• **Listed records**
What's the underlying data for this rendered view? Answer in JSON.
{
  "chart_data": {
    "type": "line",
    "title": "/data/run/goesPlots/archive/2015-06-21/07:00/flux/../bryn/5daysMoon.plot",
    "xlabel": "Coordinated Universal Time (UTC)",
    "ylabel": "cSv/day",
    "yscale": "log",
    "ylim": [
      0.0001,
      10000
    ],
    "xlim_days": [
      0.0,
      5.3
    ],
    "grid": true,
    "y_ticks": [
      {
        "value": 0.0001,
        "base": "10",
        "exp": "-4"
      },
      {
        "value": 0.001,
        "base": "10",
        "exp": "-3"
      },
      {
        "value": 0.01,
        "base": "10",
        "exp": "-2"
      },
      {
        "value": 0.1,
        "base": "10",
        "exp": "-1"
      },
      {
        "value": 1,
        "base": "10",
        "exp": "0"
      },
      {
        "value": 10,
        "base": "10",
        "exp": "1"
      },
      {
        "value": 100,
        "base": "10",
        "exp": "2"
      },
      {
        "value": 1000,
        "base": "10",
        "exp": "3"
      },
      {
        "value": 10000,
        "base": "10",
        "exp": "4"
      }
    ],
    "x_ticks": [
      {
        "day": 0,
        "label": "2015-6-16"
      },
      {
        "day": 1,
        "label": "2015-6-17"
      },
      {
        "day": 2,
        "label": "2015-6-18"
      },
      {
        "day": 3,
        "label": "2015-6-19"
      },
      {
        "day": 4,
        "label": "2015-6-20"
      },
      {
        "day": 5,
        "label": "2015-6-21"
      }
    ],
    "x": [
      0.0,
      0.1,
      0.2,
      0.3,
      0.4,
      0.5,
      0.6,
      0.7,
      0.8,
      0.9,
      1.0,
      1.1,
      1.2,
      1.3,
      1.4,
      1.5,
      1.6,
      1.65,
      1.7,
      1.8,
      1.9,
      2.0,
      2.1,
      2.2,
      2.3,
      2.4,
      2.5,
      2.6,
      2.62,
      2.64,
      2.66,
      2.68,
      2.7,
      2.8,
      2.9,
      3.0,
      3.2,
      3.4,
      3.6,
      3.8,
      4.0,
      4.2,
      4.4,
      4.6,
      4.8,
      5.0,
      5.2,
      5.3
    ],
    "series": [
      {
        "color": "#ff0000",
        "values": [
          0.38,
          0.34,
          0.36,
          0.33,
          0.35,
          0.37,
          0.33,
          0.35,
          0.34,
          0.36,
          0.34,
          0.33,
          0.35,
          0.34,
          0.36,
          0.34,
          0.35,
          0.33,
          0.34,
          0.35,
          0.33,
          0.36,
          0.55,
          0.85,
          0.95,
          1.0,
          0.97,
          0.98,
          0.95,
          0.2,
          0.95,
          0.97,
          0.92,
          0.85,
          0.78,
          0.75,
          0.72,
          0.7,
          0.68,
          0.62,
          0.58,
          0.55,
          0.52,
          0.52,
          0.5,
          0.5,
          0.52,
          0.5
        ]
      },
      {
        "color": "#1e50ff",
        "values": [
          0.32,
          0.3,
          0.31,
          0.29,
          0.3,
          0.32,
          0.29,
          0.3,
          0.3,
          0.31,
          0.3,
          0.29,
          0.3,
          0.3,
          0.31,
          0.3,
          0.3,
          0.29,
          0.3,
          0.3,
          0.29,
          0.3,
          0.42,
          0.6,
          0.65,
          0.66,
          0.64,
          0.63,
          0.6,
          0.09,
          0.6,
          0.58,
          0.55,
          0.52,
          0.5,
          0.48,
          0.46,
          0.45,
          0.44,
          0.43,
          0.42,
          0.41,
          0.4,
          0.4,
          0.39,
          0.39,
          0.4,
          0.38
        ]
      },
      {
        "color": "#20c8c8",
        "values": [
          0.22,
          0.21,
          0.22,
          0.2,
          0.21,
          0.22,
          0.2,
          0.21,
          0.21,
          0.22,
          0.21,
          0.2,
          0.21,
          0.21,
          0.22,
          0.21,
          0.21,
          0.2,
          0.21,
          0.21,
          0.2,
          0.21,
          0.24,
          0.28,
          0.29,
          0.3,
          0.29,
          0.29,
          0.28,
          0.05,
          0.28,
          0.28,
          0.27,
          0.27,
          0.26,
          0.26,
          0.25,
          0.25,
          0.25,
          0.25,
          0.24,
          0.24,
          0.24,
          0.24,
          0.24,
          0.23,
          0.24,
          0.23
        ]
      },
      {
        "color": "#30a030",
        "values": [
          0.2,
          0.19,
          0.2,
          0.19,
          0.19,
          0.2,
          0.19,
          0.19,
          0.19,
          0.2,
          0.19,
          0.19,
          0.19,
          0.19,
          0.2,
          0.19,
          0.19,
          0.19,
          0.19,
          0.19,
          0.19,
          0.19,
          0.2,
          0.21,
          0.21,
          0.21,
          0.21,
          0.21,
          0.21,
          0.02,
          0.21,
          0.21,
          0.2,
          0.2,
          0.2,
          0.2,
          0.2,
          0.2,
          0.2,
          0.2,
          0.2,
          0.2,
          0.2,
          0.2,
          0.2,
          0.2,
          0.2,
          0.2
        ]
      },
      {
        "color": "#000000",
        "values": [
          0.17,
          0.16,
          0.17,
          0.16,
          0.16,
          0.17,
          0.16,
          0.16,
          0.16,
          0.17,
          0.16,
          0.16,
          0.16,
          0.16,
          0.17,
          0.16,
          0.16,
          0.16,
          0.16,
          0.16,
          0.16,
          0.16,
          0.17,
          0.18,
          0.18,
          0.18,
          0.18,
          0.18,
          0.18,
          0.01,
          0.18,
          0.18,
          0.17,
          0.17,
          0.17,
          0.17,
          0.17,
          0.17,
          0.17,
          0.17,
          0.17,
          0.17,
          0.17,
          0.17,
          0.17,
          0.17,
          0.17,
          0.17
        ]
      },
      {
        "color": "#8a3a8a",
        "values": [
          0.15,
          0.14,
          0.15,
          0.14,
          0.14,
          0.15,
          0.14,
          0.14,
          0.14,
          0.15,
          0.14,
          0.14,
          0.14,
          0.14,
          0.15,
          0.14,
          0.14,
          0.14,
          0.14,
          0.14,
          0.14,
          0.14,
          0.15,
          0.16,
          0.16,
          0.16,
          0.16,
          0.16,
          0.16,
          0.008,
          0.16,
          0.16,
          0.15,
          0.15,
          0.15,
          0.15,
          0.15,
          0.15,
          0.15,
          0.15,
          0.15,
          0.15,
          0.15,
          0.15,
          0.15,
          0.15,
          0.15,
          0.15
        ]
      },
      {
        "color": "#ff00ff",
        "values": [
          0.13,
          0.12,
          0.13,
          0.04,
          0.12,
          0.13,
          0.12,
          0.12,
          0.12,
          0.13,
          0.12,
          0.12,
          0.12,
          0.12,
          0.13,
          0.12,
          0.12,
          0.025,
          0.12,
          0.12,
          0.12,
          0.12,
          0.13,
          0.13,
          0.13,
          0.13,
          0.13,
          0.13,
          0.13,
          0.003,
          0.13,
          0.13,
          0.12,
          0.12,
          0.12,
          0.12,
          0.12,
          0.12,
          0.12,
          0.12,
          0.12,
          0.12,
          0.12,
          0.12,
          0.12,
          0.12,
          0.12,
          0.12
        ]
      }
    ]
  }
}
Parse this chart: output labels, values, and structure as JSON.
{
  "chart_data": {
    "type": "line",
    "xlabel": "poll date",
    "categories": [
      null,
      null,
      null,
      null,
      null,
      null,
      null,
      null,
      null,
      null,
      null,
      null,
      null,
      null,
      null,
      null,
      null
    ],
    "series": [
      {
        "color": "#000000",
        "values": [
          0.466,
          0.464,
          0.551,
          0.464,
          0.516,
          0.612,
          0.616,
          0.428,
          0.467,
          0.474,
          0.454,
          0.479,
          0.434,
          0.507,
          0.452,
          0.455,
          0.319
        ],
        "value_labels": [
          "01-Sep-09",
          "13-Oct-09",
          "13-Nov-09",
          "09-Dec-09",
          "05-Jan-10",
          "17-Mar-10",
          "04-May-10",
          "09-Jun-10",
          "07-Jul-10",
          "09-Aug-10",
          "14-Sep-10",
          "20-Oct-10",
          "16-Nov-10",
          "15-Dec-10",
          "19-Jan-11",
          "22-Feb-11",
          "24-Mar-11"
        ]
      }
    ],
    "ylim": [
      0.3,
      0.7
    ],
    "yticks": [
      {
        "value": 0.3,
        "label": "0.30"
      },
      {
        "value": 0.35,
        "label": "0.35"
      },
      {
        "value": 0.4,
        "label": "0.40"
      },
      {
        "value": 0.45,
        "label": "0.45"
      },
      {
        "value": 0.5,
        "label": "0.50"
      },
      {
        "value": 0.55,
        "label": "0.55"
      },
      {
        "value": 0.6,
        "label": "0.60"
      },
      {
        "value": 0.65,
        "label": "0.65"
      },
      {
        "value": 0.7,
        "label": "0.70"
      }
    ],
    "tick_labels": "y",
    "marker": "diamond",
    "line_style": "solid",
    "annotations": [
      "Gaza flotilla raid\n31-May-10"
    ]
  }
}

• **What the exercise asks**
Extract every line above containing the word "color".

• **Task output**
        "color": "#ff0000",
        "color": "#1e50ff",
        "color": "#20c8c8",
        "color": "#30a030",
        "color": "#000000",
        "color": "#8a3a8a",
        "color": "#ff00ff",
        "color": "#000000",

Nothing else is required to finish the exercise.